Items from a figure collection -
○ ○ ○ ○ ○

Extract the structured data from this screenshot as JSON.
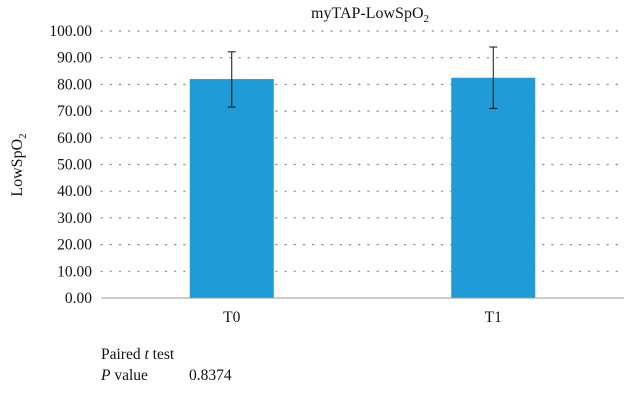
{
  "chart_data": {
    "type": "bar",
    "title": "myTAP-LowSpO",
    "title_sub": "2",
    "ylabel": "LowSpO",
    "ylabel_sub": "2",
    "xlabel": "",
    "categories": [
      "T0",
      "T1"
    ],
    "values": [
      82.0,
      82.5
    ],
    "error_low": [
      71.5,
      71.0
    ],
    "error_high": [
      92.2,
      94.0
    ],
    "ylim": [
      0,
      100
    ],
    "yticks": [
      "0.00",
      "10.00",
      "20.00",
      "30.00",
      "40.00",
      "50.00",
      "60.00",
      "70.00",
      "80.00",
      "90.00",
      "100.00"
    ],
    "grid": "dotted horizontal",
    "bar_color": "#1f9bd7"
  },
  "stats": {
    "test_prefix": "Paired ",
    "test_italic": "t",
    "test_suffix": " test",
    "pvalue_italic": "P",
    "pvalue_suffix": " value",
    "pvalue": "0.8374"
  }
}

○ ○ ○ ○ ○

TASK REQUIREMENTS - Repeat the records above exactly, omitting every picture.

SOLUTION FOR THIS TASK -
Extract the structured data from this screenshot as JSON.
{
  "chart_data": {
    "type": "bar",
    "title": "myTAP-LowSpO",
    "title_sub": "2",
    "ylabel": "LowSpO",
    "ylabel_sub": "2",
    "xlabel": "",
    "categories": [
      "T0",
      "T1"
    ],
    "values": [
      82.0,
      82.5
    ],
    "error_low": [
      71.5,
      71.0
    ],
    "error_high": [
      92.2,
      94.0
    ],
    "ylim": [
      0,
      100
    ],
    "yticks": [
      "0.00",
      "10.00",
      "20.00",
      "30.00",
      "40.00",
      "50.00",
      "60.00",
      "70.00",
      "80.00",
      "90.00",
      "100.00"
    ],
    "grid": "dotted horizontal",
    "bar_color": "#1f9bd7"
  },
  "stats": {
    "test_prefix": "Paired ",
    "test_italic": "t",
    "test_suffix": " test",
    "pvalue_italic": "P",
    "pvalue_suffix": " value",
    "pvalue": "0.8374"
  }
}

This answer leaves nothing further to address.